DATA LISTING:
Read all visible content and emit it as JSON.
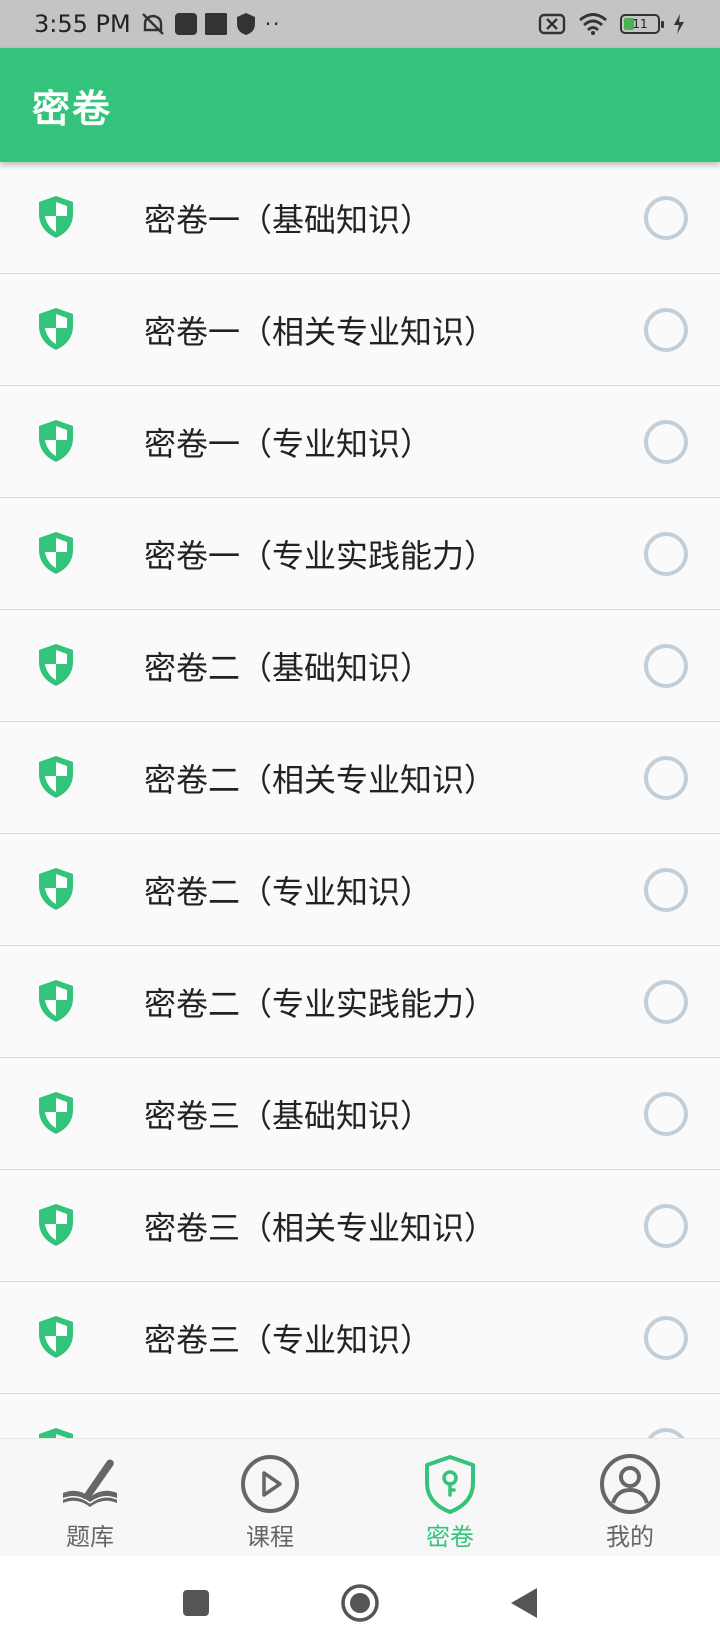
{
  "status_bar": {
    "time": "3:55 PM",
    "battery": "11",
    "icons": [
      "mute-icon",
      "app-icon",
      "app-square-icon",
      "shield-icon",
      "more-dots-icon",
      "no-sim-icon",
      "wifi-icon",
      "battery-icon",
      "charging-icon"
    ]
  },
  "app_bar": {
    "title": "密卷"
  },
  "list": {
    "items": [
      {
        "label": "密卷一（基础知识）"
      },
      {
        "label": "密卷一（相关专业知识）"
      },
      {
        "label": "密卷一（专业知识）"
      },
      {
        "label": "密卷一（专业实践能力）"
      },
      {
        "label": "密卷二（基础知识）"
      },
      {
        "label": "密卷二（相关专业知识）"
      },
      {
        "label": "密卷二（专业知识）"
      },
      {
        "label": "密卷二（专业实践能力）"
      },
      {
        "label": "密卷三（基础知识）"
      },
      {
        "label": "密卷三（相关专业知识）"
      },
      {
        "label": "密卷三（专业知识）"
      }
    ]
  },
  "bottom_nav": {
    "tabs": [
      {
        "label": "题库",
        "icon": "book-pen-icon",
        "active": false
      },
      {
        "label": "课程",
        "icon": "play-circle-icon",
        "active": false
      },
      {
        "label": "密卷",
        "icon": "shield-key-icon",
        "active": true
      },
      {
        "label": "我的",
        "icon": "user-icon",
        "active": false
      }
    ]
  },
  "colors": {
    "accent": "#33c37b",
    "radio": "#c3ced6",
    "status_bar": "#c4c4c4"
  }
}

WHAT IS EXPECTED: Pick every line with "基础知识" in it and copy it.

ANSWER BELOW:
        "label": "密卷一（基础知识）"
        "label": "密卷二（基础知识）"
        "label": "密卷三（基础知识）"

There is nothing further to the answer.